### Saved entries
────────

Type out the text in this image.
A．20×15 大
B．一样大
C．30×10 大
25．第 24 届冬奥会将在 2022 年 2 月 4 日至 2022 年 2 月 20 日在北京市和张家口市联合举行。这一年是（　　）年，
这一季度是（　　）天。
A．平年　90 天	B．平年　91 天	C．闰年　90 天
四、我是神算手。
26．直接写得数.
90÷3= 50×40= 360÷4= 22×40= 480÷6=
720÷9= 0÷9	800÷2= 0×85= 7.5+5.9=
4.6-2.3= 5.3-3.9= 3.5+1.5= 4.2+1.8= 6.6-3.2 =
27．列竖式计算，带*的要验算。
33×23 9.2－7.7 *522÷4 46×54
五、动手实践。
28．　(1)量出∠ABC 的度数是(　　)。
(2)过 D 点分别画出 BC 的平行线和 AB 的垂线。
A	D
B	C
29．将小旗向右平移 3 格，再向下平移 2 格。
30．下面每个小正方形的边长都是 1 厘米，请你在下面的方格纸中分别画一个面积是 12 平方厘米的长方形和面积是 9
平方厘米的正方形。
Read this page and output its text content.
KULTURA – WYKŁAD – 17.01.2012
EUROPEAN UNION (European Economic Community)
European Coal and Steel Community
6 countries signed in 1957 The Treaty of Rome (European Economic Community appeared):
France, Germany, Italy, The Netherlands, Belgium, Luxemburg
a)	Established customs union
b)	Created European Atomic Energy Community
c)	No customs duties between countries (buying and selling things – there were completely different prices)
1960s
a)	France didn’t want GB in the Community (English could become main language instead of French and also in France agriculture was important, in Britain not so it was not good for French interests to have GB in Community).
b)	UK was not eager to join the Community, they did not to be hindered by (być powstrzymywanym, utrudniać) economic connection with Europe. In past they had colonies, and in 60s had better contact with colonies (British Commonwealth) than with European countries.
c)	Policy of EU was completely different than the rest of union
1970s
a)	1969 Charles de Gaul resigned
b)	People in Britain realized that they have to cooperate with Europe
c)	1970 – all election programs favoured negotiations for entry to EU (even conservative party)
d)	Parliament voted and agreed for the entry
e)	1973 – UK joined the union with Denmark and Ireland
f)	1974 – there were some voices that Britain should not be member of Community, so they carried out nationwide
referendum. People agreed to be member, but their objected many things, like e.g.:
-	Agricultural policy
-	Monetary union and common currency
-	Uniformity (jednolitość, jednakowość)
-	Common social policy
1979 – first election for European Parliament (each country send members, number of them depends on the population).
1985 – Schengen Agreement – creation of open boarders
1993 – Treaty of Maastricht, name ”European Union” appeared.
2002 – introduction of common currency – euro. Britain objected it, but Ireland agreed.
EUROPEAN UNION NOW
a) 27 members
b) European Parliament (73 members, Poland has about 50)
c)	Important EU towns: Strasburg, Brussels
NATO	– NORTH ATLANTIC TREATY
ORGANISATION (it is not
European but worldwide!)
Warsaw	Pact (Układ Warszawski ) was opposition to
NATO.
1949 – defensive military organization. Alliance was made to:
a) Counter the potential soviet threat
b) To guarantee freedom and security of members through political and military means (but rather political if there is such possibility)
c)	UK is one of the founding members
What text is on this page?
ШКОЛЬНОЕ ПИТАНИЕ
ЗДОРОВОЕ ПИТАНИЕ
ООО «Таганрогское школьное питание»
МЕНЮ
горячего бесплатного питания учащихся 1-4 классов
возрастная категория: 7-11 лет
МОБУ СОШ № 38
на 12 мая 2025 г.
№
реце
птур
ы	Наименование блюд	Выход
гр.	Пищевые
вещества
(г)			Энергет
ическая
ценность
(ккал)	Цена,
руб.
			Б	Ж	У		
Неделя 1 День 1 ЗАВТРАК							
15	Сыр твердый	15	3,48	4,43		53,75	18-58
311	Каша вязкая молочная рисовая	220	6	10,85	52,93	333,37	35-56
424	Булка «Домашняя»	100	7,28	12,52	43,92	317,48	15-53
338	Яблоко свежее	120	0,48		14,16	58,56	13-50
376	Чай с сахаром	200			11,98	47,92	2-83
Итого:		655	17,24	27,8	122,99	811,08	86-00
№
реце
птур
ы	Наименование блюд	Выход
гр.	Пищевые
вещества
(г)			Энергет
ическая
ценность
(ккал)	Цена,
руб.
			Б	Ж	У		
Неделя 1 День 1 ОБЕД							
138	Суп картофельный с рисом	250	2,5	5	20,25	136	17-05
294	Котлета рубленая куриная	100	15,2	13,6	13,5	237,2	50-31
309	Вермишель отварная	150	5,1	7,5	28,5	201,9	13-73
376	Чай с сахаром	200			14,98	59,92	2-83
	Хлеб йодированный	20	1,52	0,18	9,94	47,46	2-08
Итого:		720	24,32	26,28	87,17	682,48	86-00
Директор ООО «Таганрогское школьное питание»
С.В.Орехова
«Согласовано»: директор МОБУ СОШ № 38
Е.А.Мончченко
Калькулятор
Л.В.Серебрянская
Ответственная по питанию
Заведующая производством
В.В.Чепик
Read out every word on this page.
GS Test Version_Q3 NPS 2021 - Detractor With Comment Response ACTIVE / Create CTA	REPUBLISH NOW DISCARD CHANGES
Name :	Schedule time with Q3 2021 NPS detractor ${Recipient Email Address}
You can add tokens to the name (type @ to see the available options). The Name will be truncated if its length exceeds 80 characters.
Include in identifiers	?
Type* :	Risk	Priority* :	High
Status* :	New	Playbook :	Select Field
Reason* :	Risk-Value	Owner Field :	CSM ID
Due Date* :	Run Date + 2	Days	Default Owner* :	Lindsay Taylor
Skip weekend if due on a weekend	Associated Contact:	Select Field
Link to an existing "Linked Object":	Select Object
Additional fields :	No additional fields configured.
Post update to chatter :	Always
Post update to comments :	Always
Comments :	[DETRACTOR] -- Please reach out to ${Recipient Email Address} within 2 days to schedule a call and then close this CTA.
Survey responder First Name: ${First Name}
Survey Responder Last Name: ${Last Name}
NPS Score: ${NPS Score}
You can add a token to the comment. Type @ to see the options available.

────────

### Aim of the task
Take the data above and return it exactly.

### Solution
Type out the text in this image.
A．20×15 大
B．一样大
C．30×10 大
25．第 24 届冬奥会将在 2022 年 2 月 4 日至 2022 年 2 月 20 日在北京市和张家口市联合举行。这一年是（　　）年，
这一季度是（　　）天。
A．平年　90 天	B．平年　91 天	C．闰年　90 天
四、我是神算手。
26．直接写得数.
90÷3= 50×40= 360÷4= 22×40= 480÷6=
720÷9= 0÷9	800÷2= 0×85= 7.5+5.9=
4.6-2.3= 5.3-3.9= 3.5+1.5= 4.2+1.8= 6.6-3.2 =
27．列竖式计算，带*的要验算。
33×23 9.2－7.7 *522÷4 46×54
五、动手实践。
28．　(1)量出∠ABC 的度数是(　　)。
(2)过 D 点分别画出 BC 的平行线和 AB 的垂线。
A	D
B	C
29．将小旗向右平移 3 格，再向下平移 2 格。
30．下面每个小正方形的边长都是 1 厘米，请你在下面的方格纸中分别画一个面积是 12 平方厘米的长方形和面积是 9
平方厘米的正方形。
Read this page and output its text content.
KULTURA – WYKŁAD – 17.01.2012
EUROPEAN UNION (European Economic Community)
European Coal and Steel Community
6 countries signed in 1957 The Treaty of Rome (European Economic Community appeared):
France, Germany, Italy, The Netherlands, Belgium, Luxemburg
a)	Established customs union
b)	Created European Atomic Energy Community
c)	No customs duties between countries (buying and selling things – there were completely different prices)
1960s
a)	France didn’t want GB in the Community (English could become main language instead of French and also in France agriculture was important, in Britain not so it was not good for French interests to have GB in Community).
b)	UK was not eager to join the Community, they did not to be hindered by (być powstrzymywanym, utrudniać) economic connection with Europe. In past they had colonies, and in 60s had better contact with colonies (British Commonwealth) than with European countries.
c)	Policy of EU was completely different than the rest of union
1970s
a)	1969 Charles de Gaul resigned
b)	People in Britain realized that they have to cooperate with Europe
c)	1970 – all election programs favoured negotiations for entry to EU (even conservative party)
d)	Parliament voted and agreed for the entry
e)	1973 – UK joined the union with Denmark and Ireland
f)	1974 – there were some voices that Britain should not be member of Community, so they carried out nationwide
referendum. People agreed to be member, but their objected many things, like e.g.:
-	Agricultural policy
-	Monetary union and common currency
-	Uniformity (jednolitość, jednakowość)
-	Common social policy
1979 – first election for European Parliament (each country send members, number of them depends on the population).
1985 – Schengen Agreement – creation of open boarders
1993 – Treaty of Maastricht, name ”European Union” appeared.
2002 – introduction of common currency – euro. Britain objected it, but Ireland agreed.
EUROPEAN UNION NOW
a) 27 members
b) European Parliament (73 members, Poland has about 50)
c)	Important EU towns: Strasburg, Brussels
NATO	– NORTH ATLANTIC TREATY
ORGANISATION (it is not
European but worldwide!)
Warsaw	Pact (Układ Warszawski ) was opposition to
NATO.
1949 – defensive military organization. Alliance was made to:
a) Counter the potential soviet threat
b) To guarantee freedom and security of members through political and military means (but rather political if there is such possibility)
c)	UK is one of the founding members
What text is on this page?
ШКОЛЬНОЕ ПИТАНИЕ
ЗДОРОВОЕ ПИТАНИЕ
ООО «Таганрогское школьное питание»
МЕНЮ
горячего бесплатного питания учащихся 1-4 классов
возрастная категория: 7-11 лет
МОБУ СОШ № 38
на 12 мая 2025 г.
№
реце
птур
ы	Наименование блюд	Выход
гр.	Пищевые
вещества
(г)			Энергет
ическая
ценность
(ккал)	Цена,
руб.
			Б	Ж	У		
Неделя 1 День 1 ЗАВТРАК							
15	Сыр твердый	15	3,48	4,43		53,75	18-58
311	Каша вязкая молочная рисовая	220	6	10,85	52,93	333,37	35-56
424	Булка «Домашняя»	100	7,28	12,52	43,92	317,48	15-53
338	Яблоко свежее	120	0,48		14,16	58,56	13-50
376	Чай с сахаром	200			11,98	47,92	2-83
Итого:		655	17,24	27,8	122,99	811,08	86-00
№
реце
птур
ы	Наименование блюд	Выход
гр.	Пищевые
вещества
(г)			Энергет
ическая
ценность
(ккал)	Цена,
руб.
			Б	Ж	У		
Неделя 1 День 1 ОБЕД							
138	Суп картофельный с рисом	250	2,5	5	20,25	136	17-05
294	Котлета рубленая куриная	100	15,2	13,6	13,5	237,2	50-31
309	Вермишель отварная	150	5,1	7,5	28,5	201,9	13-73
376	Чай с сахаром	200			14,98	59,92	2-83
	Хлеб йодированный	20	1,52	0,18	9,94	47,46	2-08
Итого:		720	24,32	26,28	87,17	682,48	86-00
Директор ООО «Таганрогское школьное питание»
С.В.Орехова
«Согласовано»: директор МОБУ СОШ № 38
Е.А.Мончченко
Калькулятор
Л.В.Серебрянская
Ответственная по питанию
Заведующая производством
В.В.Чепик
Read out every word on this page.
GS Test Version_Q3 NPS 2021 - Detractor With Comment Response ACTIVE / Create CTA	REPUBLISH NOW DISCARD CHANGES
Name :	Schedule time with Q3 2021 NPS detractor ${Recipient Email Address}
You can add tokens to the name (type @ to see the available options). The Name will be truncated if its length exceeds 80 characters.
Include in identifiers	?
Type* :	Risk	Priority* :	High
Status* :	New	Playbook :	Select Field
Reason* :	Risk-Value	Owner Field :	CSM ID
Due Date* :	Run Date + 2	Days	Default Owner* :	Lindsay Taylor
Skip weekend if due on a weekend	Associated Contact:	Select Field
Link to an existing "Linked Object":	Select Object
Additional fields :	No additional fields configured.
Post update to chatter :	Always
Post update to comments :	Always
Comments :	[DETRACTOR] -- Please reach out to ${Recipient Email Address} within 2 days to schedule a call and then close this CTA.
Survey responder First Name: ${First Name}
Survey Responder Last Name: ${Last Name}
NPS Score: ${NPS Score}
You can add a token to the comment. Type @ to see the options available.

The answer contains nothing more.